## [DO THIS]
Scan the lines below for the string "马山县融媒体中心" and report how many lines contain it, giving only the number.

* Start *

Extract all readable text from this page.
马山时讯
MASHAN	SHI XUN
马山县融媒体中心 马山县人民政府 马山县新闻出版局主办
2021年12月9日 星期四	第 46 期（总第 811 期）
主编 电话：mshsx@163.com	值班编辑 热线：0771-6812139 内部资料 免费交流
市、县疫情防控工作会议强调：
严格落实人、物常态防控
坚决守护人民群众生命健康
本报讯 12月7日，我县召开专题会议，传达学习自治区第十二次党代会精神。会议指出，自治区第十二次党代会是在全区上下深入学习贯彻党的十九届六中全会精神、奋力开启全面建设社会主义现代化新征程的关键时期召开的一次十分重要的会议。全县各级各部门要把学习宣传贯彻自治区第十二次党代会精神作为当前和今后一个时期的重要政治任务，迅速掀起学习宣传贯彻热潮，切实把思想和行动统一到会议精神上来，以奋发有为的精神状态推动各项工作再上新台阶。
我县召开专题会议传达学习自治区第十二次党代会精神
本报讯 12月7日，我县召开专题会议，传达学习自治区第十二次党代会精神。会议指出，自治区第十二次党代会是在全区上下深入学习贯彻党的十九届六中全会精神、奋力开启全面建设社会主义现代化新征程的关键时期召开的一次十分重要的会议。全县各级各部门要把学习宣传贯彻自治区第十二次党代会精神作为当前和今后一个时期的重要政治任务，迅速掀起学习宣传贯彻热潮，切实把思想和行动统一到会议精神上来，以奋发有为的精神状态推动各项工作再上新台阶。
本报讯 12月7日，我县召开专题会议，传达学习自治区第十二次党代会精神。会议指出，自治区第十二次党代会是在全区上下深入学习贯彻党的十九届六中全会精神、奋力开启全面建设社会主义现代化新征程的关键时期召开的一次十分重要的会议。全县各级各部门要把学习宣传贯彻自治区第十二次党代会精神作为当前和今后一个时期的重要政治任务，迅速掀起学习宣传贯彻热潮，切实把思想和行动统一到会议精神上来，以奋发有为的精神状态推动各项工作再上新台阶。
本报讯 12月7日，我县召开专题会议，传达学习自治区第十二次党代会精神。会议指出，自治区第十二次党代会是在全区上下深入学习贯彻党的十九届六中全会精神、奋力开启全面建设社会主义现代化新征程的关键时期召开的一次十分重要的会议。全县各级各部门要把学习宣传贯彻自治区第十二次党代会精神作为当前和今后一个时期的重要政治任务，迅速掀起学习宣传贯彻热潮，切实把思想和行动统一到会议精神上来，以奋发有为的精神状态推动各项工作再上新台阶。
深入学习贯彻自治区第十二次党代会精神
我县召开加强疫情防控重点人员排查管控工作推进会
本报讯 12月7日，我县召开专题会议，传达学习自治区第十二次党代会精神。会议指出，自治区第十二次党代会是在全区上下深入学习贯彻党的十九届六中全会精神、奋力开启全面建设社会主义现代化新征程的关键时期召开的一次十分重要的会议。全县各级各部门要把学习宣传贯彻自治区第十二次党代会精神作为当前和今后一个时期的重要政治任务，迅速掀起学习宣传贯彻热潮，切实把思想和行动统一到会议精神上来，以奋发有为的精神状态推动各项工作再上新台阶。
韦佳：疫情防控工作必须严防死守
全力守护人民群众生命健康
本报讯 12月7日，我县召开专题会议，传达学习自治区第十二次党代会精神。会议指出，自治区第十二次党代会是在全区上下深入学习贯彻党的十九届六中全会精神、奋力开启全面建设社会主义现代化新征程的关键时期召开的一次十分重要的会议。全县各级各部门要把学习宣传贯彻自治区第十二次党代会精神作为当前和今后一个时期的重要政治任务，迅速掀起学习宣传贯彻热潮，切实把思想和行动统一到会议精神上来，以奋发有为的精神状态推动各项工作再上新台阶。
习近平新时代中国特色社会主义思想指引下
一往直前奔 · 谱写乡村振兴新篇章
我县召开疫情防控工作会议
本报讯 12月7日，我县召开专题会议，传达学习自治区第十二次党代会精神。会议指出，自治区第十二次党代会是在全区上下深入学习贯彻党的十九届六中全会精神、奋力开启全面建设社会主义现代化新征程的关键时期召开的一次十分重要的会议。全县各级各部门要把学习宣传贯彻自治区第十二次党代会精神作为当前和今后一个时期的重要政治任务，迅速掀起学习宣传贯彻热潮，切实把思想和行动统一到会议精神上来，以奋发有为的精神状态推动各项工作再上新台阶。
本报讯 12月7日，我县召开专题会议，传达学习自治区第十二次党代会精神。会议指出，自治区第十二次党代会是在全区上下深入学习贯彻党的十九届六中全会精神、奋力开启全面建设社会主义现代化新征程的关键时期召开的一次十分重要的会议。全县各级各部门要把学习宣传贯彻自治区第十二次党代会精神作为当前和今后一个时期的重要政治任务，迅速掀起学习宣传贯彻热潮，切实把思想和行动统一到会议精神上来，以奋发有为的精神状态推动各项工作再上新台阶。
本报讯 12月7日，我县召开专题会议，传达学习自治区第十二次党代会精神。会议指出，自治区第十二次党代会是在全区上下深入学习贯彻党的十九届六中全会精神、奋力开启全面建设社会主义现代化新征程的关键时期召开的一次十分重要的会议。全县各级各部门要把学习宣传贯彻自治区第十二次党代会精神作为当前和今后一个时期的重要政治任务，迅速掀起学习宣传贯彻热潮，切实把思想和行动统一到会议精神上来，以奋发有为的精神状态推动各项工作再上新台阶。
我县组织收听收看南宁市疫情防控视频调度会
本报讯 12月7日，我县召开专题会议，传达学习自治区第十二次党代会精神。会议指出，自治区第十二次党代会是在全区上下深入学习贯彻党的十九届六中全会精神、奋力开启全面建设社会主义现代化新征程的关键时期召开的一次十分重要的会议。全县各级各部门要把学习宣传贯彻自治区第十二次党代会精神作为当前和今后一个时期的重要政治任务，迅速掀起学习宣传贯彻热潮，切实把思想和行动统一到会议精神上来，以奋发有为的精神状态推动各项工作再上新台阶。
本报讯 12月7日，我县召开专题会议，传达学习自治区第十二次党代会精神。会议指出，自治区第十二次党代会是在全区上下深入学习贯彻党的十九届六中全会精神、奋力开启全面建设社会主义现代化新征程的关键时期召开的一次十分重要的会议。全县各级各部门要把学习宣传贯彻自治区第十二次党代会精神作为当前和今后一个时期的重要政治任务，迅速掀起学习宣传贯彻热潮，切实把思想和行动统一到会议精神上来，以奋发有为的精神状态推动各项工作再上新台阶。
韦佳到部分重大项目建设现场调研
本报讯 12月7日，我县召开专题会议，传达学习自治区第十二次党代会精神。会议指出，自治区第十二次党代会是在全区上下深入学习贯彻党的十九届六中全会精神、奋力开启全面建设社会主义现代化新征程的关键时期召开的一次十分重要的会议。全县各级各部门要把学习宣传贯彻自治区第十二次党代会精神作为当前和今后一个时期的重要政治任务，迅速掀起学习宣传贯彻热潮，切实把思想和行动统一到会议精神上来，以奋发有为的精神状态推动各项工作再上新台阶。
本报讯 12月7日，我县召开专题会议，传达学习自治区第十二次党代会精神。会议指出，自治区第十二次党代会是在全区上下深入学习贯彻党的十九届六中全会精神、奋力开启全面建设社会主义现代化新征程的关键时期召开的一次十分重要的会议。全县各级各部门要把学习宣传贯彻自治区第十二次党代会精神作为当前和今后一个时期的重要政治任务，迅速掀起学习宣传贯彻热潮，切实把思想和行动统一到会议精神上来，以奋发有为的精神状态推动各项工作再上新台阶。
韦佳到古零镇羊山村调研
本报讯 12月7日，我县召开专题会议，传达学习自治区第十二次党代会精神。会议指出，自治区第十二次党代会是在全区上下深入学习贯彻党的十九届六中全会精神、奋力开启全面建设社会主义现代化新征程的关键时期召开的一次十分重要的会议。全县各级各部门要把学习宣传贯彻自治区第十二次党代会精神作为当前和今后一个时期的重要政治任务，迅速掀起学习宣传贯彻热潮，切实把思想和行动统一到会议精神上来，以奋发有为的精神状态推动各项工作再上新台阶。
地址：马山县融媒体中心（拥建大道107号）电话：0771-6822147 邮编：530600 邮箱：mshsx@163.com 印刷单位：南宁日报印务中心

* End *

## [WORKED SOLUTION]
2